= Task to complete =
Pick out each line of the records in which the word "name" appears.

= Data shown =
• • •

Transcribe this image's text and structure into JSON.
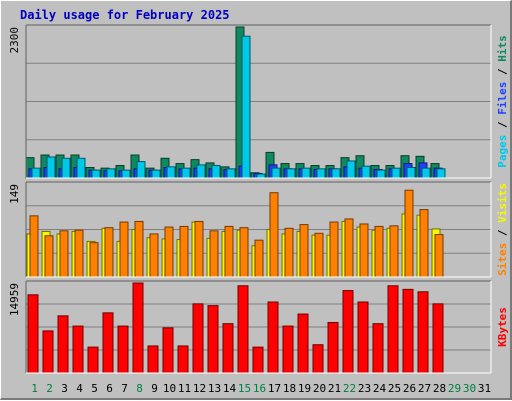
{
  "chart_data": {
    "title": "Daily usage for February 2025",
    "type": "bar",
    "days": [
      "1",
      "2",
      "3",
      "4",
      "5",
      "6",
      "7",
      "8",
      "9",
      "10",
      "11",
      "12",
      "13",
      "14",
      "15",
      "16",
      "17",
      "18",
      "19",
      "20",
      "21",
      "22",
      "23",
      "24",
      "25",
      "26",
      "27",
      "28",
      "29",
      "30",
      "31"
    ],
    "weekend_days": [
      "1",
      "2",
      "8",
      "15",
      "16",
      "22",
      "29",
      "30"
    ],
    "colors": {
      "pages": "#00c8e8",
      "files": "#2040ff",
      "hits": "#108860",
      "visits": "#f8f800",
      "sites": "#ff8000",
      "kbytes": "#ff0000",
      "weekend_label": "#008040",
      "weekday_label": "#000000",
      "future_label": "#00a000",
      "title": "#0000c0"
    },
    "panels": [
      {
        "id": "top",
        "max_label": "2300",
        "ymax": 2300,
        "legend": [
          {
            "label": "Hits",
            "color": "#108860"
          },
          {
            "label": "Files",
            "color": "#2040ff"
          },
          {
            "label": "Pages",
            "color": "#00c8e8"
          }
        ],
        "series": [
          {
            "name": "Hits",
            "color": "#108860",
            "values": [
              310,
              350,
              350,
              350,
              160,
              150,
              190,
              350,
              150,
              300,
              220,
              280,
              230,
              170,
              2300,
              80,
              390,
              220,
              220,
              190,
              190,
              310,
              340,
              190,
              190,
              340,
              330,
              220,
              0,
              0,
              0
            ]
          },
          {
            "name": "Files",
            "color": "#2040ff",
            "values": [
              140,
              160,
              140,
              160,
              120,
              110,
              110,
              140,
              120,
              160,
              140,
              150,
              140,
              130,
              180,
              70,
              200,
              140,
              140,
              130,
              140,
              170,
              150,
              130,
              140,
              220,
              230,
              150,
              0,
              0,
              0
            ]
          },
          {
            "name": "Pages",
            "color": "#00c8e8",
            "values": [
              150,
              320,
              300,
              300,
              120,
              140,
              120,
              250,
              120,
              170,
              150,
              200,
              190,
              140,
              2160,
              60,
              150,
              140,
              150,
              140,
              140,
              260,
              180,
              120,
              150,
              160,
              150,
              140,
              0,
              0,
              0
            ]
          }
        ]
      },
      {
        "id": "middle",
        "max_label": "149",
        "ymax": 149,
        "legend": [
          {
            "label": "Visits",
            "color": "#f8f800"
          },
          {
            "label": "Sites",
            "color": "#ff8000"
          }
        ],
        "series": [
          {
            "name": "Visits",
            "color": "#f8f800",
            "values": [
              69,
              73,
              69,
              73,
              57,
              78,
              57,
              76,
              63,
              61,
              60,
              88,
              62,
              73,
              75,
              50,
              76,
              69,
              73,
              67,
              67,
              89,
              80,
              75,
              78,
              101,
              99,
              77,
              0,
              0,
              0
            ]
          },
          {
            "name": "Sites",
            "color": "#ff8000",
            "values": [
              98,
              66,
              74,
              75,
              55,
              79,
              88,
              89,
              69,
              80,
              81,
              89,
              74,
              81,
              79,
              59,
              135,
              78,
              84,
              70,
              88,
              93,
              85,
              81,
              82,
              139,
              108,
              68,
              0,
              0,
              0
            ]
          }
        ]
      },
      {
        "id": "bottom",
        "max_label": "14959",
        "ymax": 14959,
        "legend": [
          {
            "label": "KBytes",
            "color": "#ff0000"
          }
        ],
        "series": [
          {
            "name": "KBytes",
            "color": "#ff0000",
            "values": [
              13000,
              7000,
              9500,
              7800,
              4300,
              10000,
              7800,
              14959,
              4500,
              7500,
              4500,
              11500,
              11200,
              8200,
              14500,
              4300,
              11800,
              7800,
              9800,
              4700,
              8400,
              13700,
              11800,
              8200,
              14500,
              13900,
              13500,
              11500,
              0,
              0,
              0
            ]
          }
        ]
      }
    ]
  }
}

• • •

= Response to this exercise =
            "name": "Hits",
            "name": "Files",
            "name": "Pages",
            "name": "Visits",
            "name": "Sites",
            "name": "KBytes",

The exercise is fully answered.